- **EXTRACTED MATERIAL**
● ● ● ●
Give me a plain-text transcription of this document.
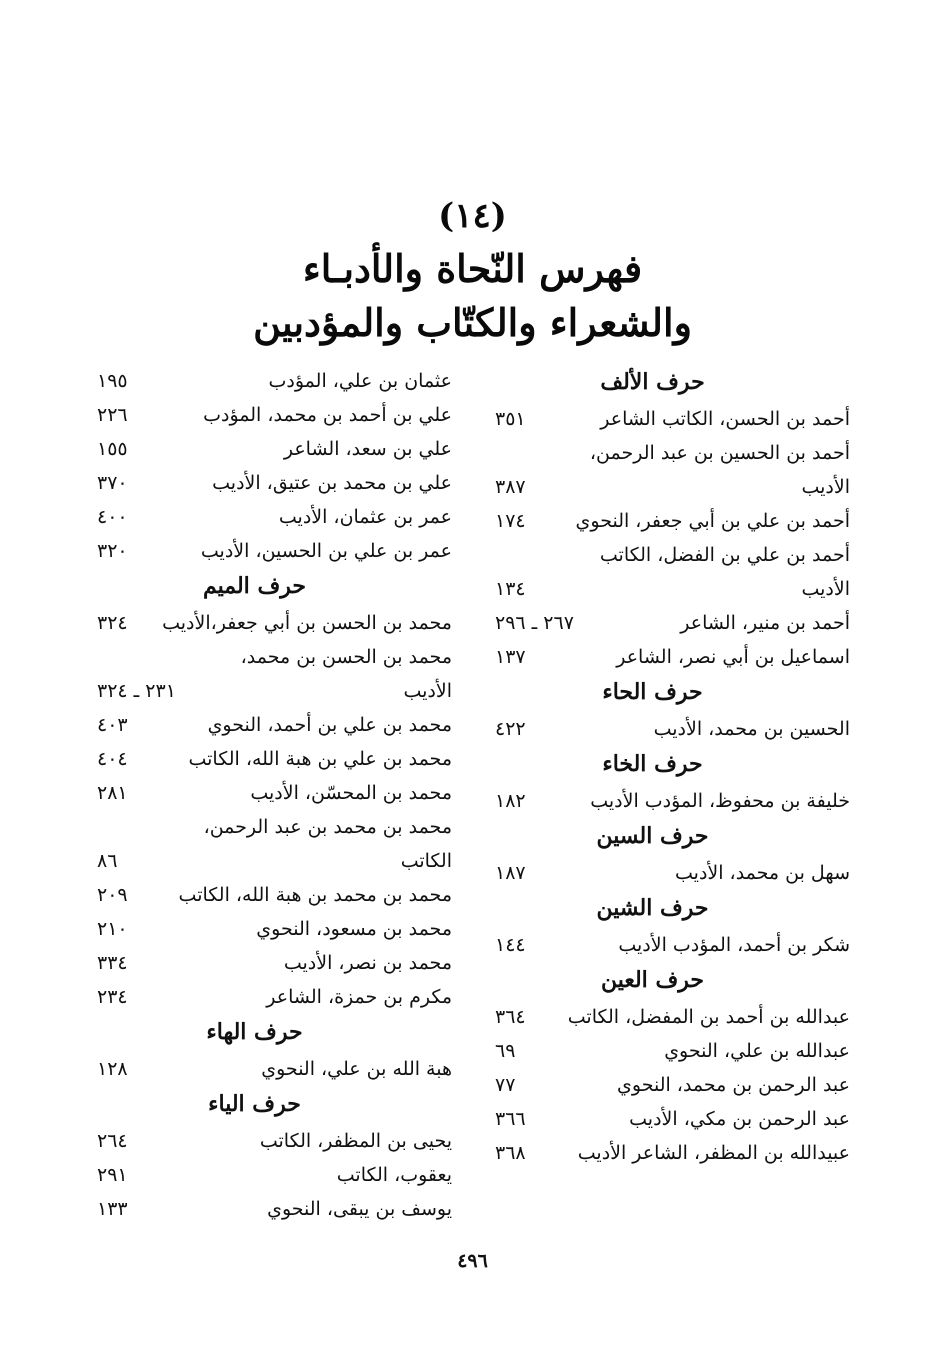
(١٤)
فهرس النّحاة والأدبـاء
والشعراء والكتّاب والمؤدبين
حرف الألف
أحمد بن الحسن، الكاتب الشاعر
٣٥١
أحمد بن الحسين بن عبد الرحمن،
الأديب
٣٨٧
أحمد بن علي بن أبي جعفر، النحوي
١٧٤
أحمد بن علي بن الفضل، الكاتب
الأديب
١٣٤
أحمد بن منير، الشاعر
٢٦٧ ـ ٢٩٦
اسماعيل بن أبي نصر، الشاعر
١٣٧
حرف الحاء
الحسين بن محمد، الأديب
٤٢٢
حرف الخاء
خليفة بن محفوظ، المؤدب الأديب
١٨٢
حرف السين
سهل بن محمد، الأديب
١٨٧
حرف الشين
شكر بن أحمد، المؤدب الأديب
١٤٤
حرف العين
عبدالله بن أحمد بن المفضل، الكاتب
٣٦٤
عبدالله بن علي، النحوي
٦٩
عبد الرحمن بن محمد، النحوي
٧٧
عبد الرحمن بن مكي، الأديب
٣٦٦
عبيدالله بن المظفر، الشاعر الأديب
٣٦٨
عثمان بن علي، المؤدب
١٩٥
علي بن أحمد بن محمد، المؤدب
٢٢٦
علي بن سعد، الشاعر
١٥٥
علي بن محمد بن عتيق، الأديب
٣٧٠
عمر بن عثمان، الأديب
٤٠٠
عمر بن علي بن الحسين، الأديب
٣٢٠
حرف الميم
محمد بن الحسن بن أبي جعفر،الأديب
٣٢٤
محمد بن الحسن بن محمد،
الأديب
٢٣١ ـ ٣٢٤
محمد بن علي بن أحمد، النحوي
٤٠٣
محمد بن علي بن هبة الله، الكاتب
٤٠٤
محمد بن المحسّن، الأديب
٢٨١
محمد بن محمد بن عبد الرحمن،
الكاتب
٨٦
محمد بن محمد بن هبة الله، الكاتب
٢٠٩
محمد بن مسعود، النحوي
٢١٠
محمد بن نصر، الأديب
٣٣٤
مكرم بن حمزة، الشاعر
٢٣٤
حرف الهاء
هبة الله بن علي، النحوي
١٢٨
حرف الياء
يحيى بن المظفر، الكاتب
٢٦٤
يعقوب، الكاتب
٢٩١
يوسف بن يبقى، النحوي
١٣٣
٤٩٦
● ● ● ●
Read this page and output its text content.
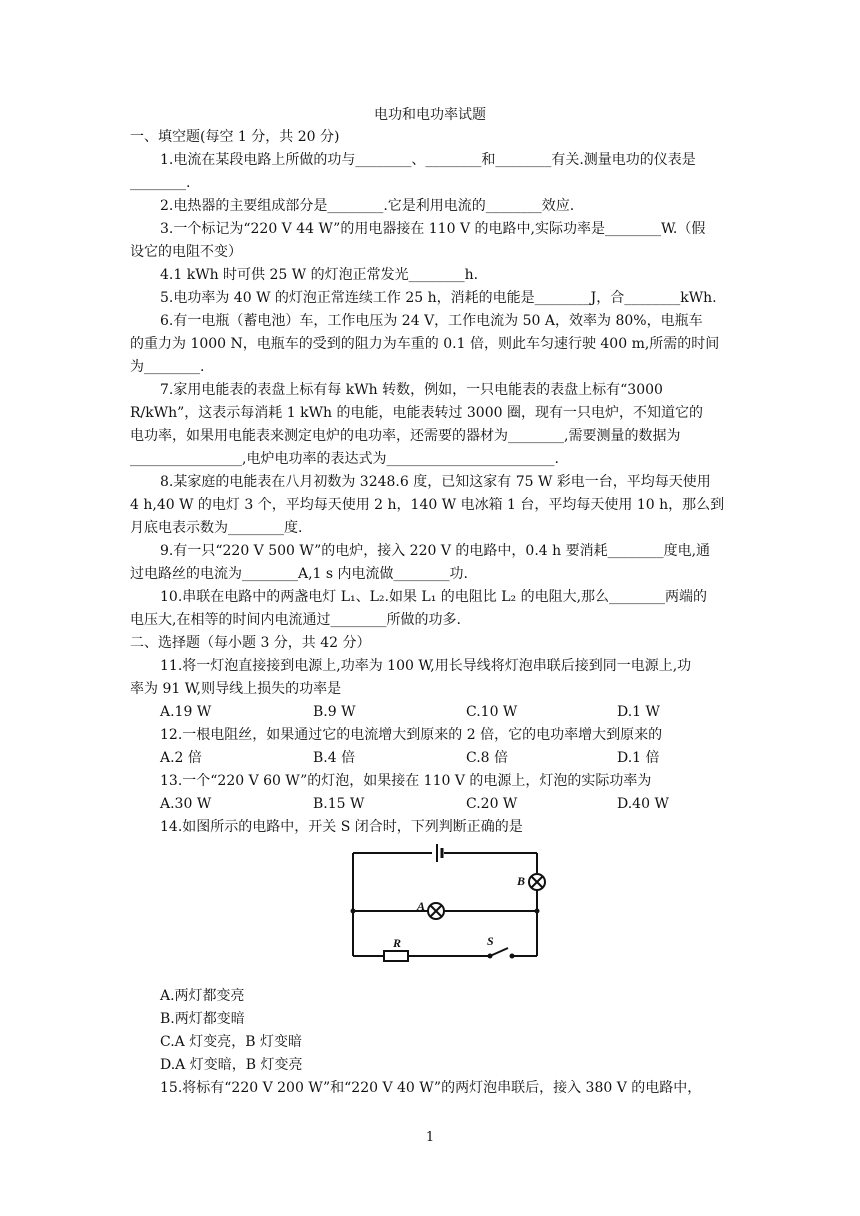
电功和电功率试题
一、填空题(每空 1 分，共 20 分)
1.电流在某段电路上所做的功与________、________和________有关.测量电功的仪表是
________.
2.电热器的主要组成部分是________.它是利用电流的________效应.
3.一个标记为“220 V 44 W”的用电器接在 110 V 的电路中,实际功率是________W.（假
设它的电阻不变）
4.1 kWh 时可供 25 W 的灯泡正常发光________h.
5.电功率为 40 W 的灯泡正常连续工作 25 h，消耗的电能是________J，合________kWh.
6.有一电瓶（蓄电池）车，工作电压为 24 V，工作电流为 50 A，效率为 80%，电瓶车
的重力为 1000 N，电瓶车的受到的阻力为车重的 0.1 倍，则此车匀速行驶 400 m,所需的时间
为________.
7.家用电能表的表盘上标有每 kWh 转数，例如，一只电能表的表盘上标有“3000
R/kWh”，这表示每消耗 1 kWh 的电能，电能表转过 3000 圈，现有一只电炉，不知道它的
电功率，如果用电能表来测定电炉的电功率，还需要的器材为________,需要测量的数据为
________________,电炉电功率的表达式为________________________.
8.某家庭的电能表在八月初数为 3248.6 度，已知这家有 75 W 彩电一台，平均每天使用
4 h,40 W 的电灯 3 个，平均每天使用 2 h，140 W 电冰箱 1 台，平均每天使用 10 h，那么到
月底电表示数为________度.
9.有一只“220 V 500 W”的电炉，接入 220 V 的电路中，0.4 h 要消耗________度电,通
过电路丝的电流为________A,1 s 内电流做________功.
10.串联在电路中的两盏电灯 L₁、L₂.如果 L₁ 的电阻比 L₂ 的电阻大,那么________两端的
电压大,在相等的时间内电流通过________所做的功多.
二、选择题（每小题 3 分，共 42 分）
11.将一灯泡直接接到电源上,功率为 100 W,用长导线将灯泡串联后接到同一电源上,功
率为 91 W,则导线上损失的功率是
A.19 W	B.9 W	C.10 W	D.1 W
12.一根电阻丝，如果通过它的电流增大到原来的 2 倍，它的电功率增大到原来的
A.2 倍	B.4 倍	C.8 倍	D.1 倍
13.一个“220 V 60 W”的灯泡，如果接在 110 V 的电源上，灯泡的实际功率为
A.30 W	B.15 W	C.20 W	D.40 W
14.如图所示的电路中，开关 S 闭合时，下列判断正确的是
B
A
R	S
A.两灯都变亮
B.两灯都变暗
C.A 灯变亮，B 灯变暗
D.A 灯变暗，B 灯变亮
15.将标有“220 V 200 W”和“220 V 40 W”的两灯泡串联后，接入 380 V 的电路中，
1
● ● ● ●
- **TO BE DONE**
Count every line in the listing above that holds "عبدالله", then report only the count.

- **RESULT**
2